■ **TASK REQUIREMENTS**
Report how many lines in the records contain the string "brand", matching case exactly. Answer with the number alone.

--- begin ---

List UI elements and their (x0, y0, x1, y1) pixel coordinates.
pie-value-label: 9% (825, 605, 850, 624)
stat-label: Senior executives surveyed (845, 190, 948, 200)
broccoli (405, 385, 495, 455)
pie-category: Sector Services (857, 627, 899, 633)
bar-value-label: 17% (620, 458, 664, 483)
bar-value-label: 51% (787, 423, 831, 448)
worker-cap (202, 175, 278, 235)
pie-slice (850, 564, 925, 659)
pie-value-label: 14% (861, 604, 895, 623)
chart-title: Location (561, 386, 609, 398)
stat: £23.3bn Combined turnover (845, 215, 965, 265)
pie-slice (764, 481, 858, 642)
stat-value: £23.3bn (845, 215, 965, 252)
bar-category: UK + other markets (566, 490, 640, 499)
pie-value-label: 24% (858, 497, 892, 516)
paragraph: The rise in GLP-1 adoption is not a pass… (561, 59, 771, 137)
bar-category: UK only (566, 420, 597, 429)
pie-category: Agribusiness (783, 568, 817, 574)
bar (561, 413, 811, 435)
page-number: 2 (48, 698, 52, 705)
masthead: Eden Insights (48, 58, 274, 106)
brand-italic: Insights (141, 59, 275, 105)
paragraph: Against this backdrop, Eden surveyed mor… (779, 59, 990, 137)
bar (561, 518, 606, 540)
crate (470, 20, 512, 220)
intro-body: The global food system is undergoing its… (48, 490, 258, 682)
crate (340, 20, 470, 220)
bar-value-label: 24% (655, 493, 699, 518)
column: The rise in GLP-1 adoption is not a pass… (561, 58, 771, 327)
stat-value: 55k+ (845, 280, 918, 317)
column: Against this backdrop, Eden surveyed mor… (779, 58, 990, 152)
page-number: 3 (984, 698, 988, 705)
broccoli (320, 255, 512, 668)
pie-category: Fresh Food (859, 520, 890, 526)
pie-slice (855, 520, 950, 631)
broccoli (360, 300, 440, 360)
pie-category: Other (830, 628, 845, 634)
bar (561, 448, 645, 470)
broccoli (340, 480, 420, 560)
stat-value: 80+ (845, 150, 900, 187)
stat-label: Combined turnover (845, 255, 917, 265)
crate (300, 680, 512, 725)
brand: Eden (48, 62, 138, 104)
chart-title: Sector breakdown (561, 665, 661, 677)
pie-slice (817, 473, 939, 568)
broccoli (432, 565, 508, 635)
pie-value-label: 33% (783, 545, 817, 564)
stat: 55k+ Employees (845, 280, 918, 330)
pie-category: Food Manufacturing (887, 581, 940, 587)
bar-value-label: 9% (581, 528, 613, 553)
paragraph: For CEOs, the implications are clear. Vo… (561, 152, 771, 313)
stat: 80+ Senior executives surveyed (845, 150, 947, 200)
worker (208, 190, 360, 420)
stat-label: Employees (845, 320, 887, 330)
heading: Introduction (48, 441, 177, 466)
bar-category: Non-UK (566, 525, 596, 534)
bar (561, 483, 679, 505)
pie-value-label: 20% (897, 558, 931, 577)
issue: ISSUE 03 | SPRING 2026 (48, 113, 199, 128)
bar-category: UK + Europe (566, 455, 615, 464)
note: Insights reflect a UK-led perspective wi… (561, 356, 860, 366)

--- end ---

■ **RESULT OF THIS TASK**
2